=== Goal of the exercise ===
Retype each record below word for word. Leave the pictures out.

=== Rows ===
☆ ☆ ☆ ☆ ☆
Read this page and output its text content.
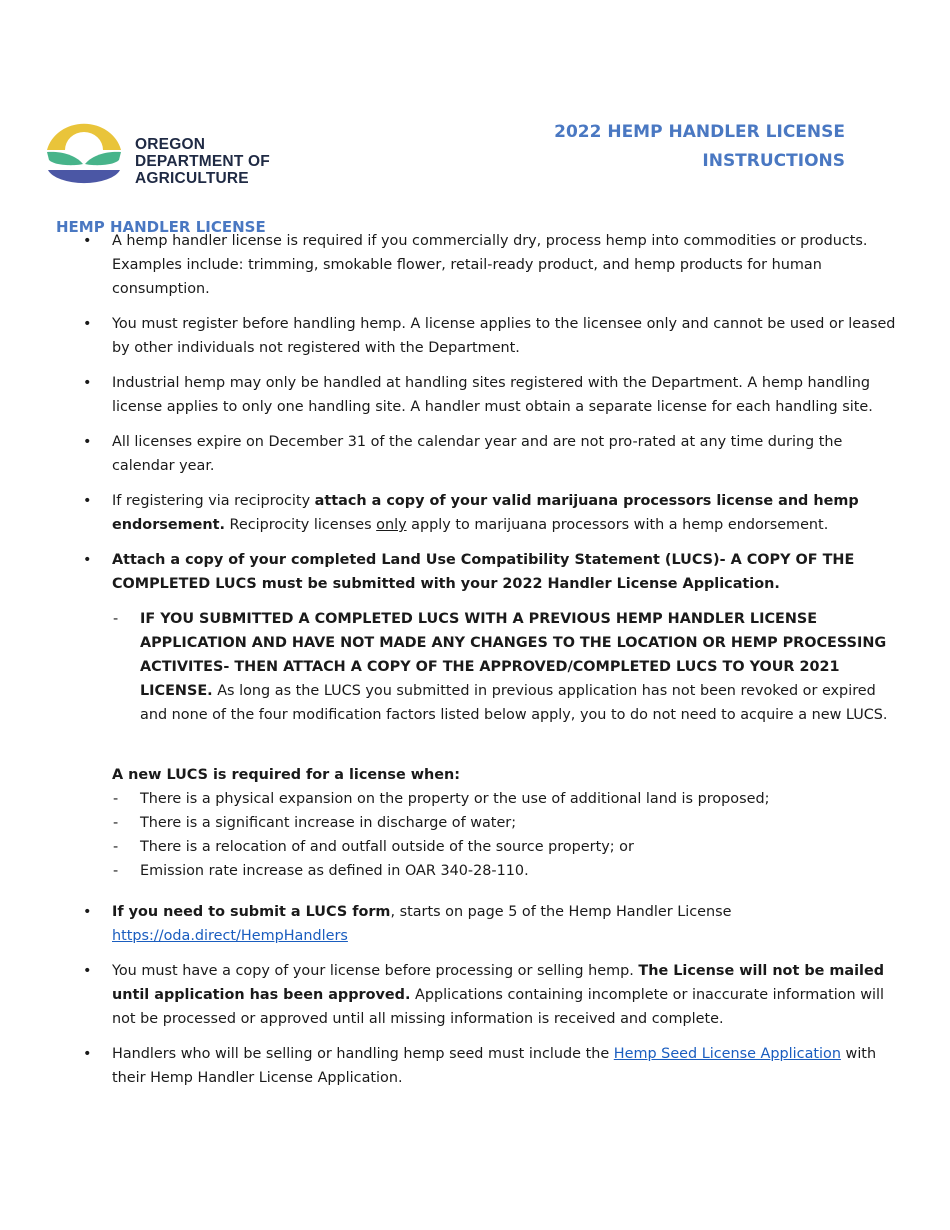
OREGON
DEPARTMENT OF
AGRICULTURE
2022 HEMP HANDLER LICENSE
INSTRUCTIONS
HEMP HANDLER LICENSE
• A hemp handler license is required if you commercially dry, process hemp into commodities or products. Examples include: trimming, smokable flower, retail-ready product, and hemp products for human consumption.
• You must register before handling hemp. A license applies to the licensee only and cannot be used or leased by other individuals not registered with the Department.
• Industrial hemp may only be handled at handling sites registered with the Department. A hemp handling license applies to only one handling site. A handler must obtain a separate license for each handling site.
• All licenses expire on December 31 of the calendar year and are not pro-rated at any time during the calendar year.
• If registering via reciprocity attach a copy of your valid marijuana processors license and hemp endorsement. Reciprocity licenses only apply to marijuana processors with a hemp endorsement.
• Attach a copy of your completed Land Use Compatibility Statement (LUCS)- A COPY OF THE COMPLETED LUCS must be submitted with your 2022 Handler License Application.
- IF YOU SUBMITTED A COMPLETED LUCS WITH A PREVIOUS HEMP HANDLER LICENSE APPLICATION AND HAVE NOT MADE ANY CHANGES TO THE LOCATION OR HEMP PROCESSING ACTIVITES- THEN ATTACH A COPY OF THE APPROVED/COMPLETED LUCS TO YOUR 2021 LICENSE. As long as the LUCS you submitted in previous application has not been revoked or expired and none of the four modification factors listed below apply, you to do not need to acquire a new LUCS.
A new LUCS is required for a license when:
- There is a physical expansion on the property or the use of additional land is proposed;
- There is a significant increase in discharge of water;
- There is a relocation of and outfall outside of the source property; or
- Emission rate increase as defined in OAR 340-28-110.
• If you need to submit a LUCS form, starts on page 5 of the Hemp Handler License
https://oda.direct/HempHandlers
• You must have a copy of your license before processing or selling hemp. The License will not be mailed until application has been approved. Applications containing incomplete or inaccurate information will not be processed or approved until all missing information is received and complete.
• Handlers who will be selling or handling hemp seed must include the Hemp Seed License Application with their Hemp Handler License Application.
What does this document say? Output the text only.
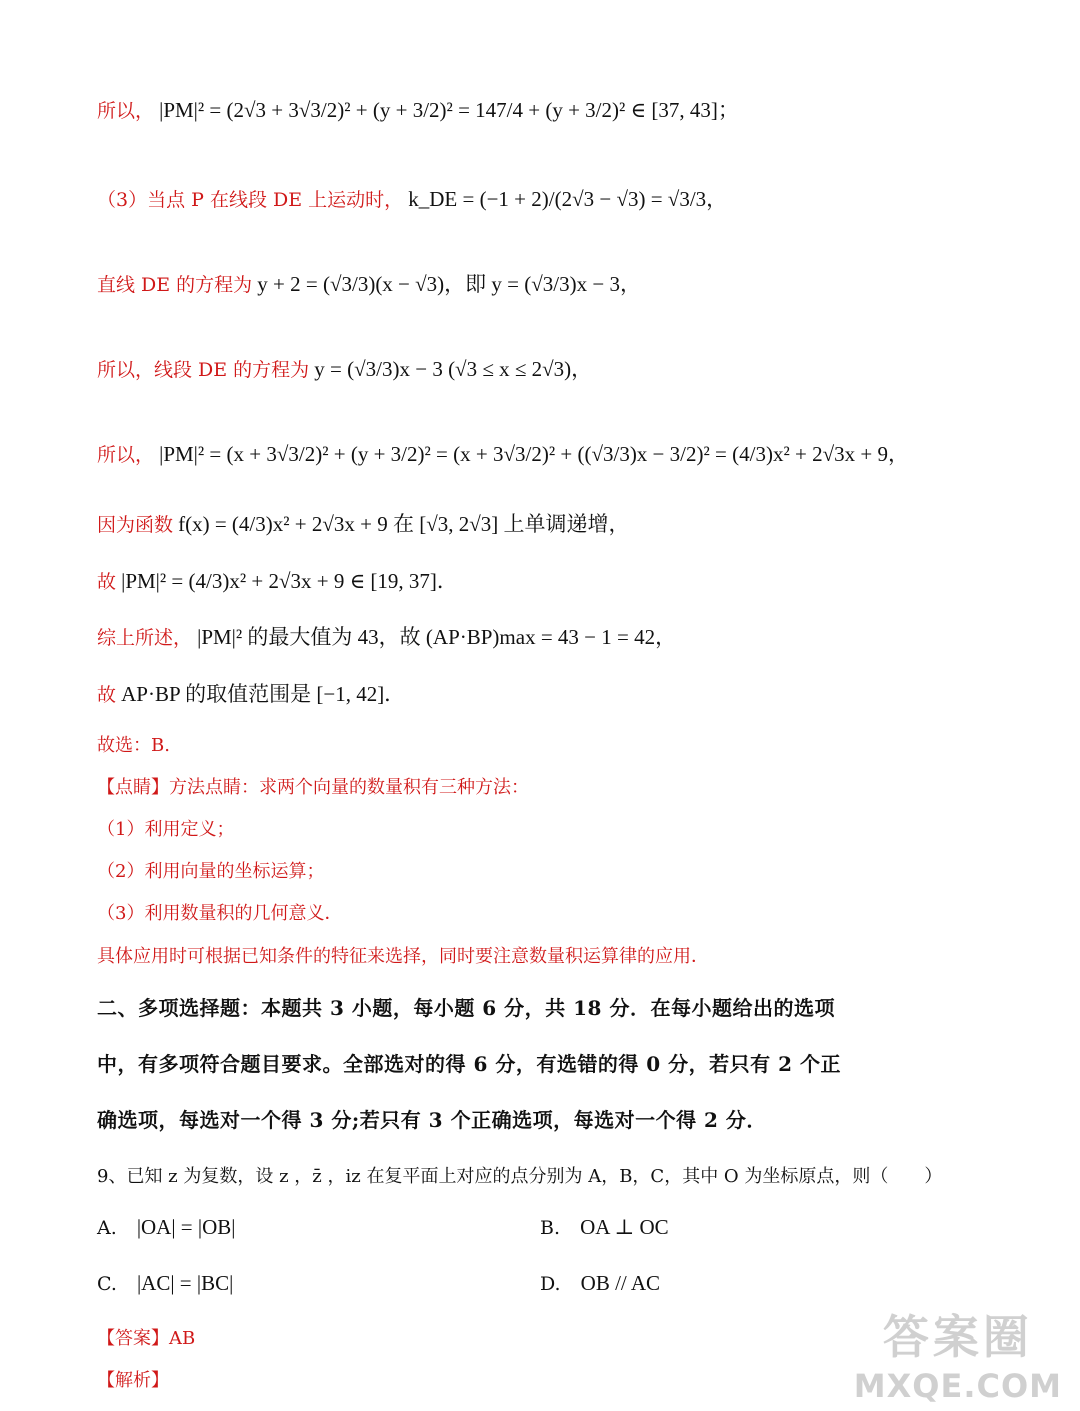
所以， |PM|² = (2√3 + 3√3/2)² + (y + 3/2)² = 147/4 + (y + 3/2)² ∈ [37, 43]；
（3）当点 P 在线段 DE 上运动时， k_DE = (−1 + 2)/(2√3 − √3) = √3/3，
直线 DE 的方程为 y + 2 = (√3/3)(x − √3)，即 y = (√3/3)x − 3，
所以，线段 DE 的方程为 y = (√3/3)x − 3 (√3 ≤ x ≤ 2√3)，
所以， |PM|² = (x + 3√3/2)² + (y + 3/2)² = (x + 3√3/2)² + ((√3/3)x − 3/2)² = (4/3)x² + 2√3x + 9，
因为函数 f(x) = (4/3)x² + 2√3x + 9 在 [√3, 2√3] 上单调递增，
故 |PM|² = (4/3)x² + 2√3x + 9 ∈ [19, 37]．
综上所述， |PM|² 的最大值为 43，故 (AP·BP)max = 43 − 1 = 42，
故 AP·BP 的取值范围是 [−1, 42]．
故选：B.
【点睛】方法点睛：求两个向量的数量积有三种方法：
（1）利用定义；
（2）利用向量的坐标运算；
（3）利用数量积的几何意义．
具体应用时可根据已知条件的特征来选择，同时要注意数量积运算律的应用．
二、多项选择题：本题共 3 小题，每小题 6 分，共 18 分．在每小题给出的选项
中，有多项符合题目要求。全部选对的得 6 分，有选错的得 0 分，若只有 2 个正
确选项，每选对一个得 3 分;若只有 3 个正确选项，每选对一个得 2 分．
9、已知 z 为复数，设 z ，z̄ ，iz 在复平面上对应的点分别为 A，B，C，其中 O 为坐标原点，则（　　）
A. |OA| = |OB|	B. OA ⊥ OC
C. |AC| = |BC|	D. OB // AC
【答案】AB
【解析】
答案圈
MXQE.COM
☆ ☆ ☆ ☆ ☆
=== Problem solution ===
Read this page and output its text content.
OREGON
DEPARTMENT OF
AGRICULTURE
2022 HEMP HANDLER LICENSE
INSTRUCTIONS
HEMP HANDLER LICENSE
• A hemp handler license is required if you commercially dry, process hemp into commodities or products. Examples include: trimming, smokable flower, retail-ready product, and hemp products for human consumption.
• You must register before handling hemp. A license applies to the licensee only and cannot be used or leased by other individuals not registered with the Department.
• Industrial hemp may only be handled at handling sites registered with the Department. A hemp handling license applies to only one handling site. A handler must obtain a separate license for each handling site.
• All licenses expire on December 31 of the calendar year and are not pro-rated at any time during the calendar year.
• If registering via reciprocity attach a copy of your valid marijuana processors license and hemp endorsement. Reciprocity licenses only apply to marijuana processors with a hemp endorsement.
• Attach a copy of your completed Land Use Compatibility Statement (LUCS)- A COPY OF THE COMPLETED LUCS must be submitted with your 2022 Handler License Application.
- IF YOU SUBMITTED A COMPLETED LUCS WITH A PREVIOUS HEMP HANDLER LICENSE APPLICATION AND HAVE NOT MADE ANY CHANGES TO THE LOCATION OR HEMP PROCESSING ACTIVITES- THEN ATTACH A COPY OF THE APPROVED/COMPLETED LUCS TO YOUR 2021 LICENSE. As long as the LUCS you submitted in previous application has not been revoked or expired and none of the four modification factors listed below apply, you to do not need to acquire a new LUCS.
A new LUCS is required for a license when:
- There is a physical expansion on the property or the use of additional land is proposed;
- There is a significant increase in discharge of water;
- There is a relocation of and outfall outside of the source property; or
- Emission rate increase as defined in OAR 340-28-110.
• If you need to submit a LUCS form, starts on page 5 of the Hemp Handler License
https://oda.direct/HempHandlers
• You must have a copy of your license before processing or selling hemp. The License will not be mailed until application has been approved. Applications containing incomplete or inaccurate information will not be processed or approved until all missing information is received and complete.
• Handlers who will be selling or handling hemp seed must include the Hemp Seed License Application with their Hemp Handler License Application.
What does this document say? Output the text only.
所以， |PM|² = (2√3 + 3√3/2)² + (y + 3/2)² = 147/4 + (y + 3/2)² ∈ [37, 43]；
（3）当点 P 在线段 DE 上运动时， k_DE = (−1 + 2)/(2√3 − √3) = √3/3，
直线 DE 的方程为 y + 2 = (√3/3)(x − √3)，即 y = (√3/3)x − 3，
所以，线段 DE 的方程为 y = (√3/3)x − 3 (√3 ≤ x ≤ 2√3)，
所以， |PM|² = (x + 3√3/2)² + (y + 3/2)² = (x + 3√3/2)² + ((√3/3)x − 3/2)² = (4/3)x² + 2√3x + 9，
因为函数 f(x) = (4/3)x² + 2√3x + 9 在 [√3, 2√3] 上单调递增，
故 |PM|² = (4/3)x² + 2√3x + 9 ∈ [19, 37]．
综上所述， |PM|² 的最大值为 43，故 (AP·BP)max = 43 − 1 = 42，
故 AP·BP 的取值范围是 [−1, 42]．
故选：B.
【点睛】方法点睛：求两个向量的数量积有三种方法：
（1）利用定义；
（2）利用向量的坐标运算；
（3）利用数量积的几何意义．
具体应用时可根据已知条件的特征来选择，同时要注意数量积运算律的应用．
二、多项选择题：本题共 3 小题，每小题 6 分，共 18 分．在每小题给出的选项
中，有多项符合题目要求。全部选对的得 6 分，有选错的得 0 分，若只有 2 个正
确选项，每选对一个得 3 分;若只有 3 个正确选项，每选对一个得 2 分．
9、已知 z 为复数，设 z ，z̄ ，iz 在复平面上对应的点分别为 A，B，C，其中 O 为坐标原点，则（　　）
A. |OA| = |OB|	B. OA ⊥ OC
C. |AC| = |BC|	D. OB // AC
【答案】AB
【解析】
答案圈
MXQE.COM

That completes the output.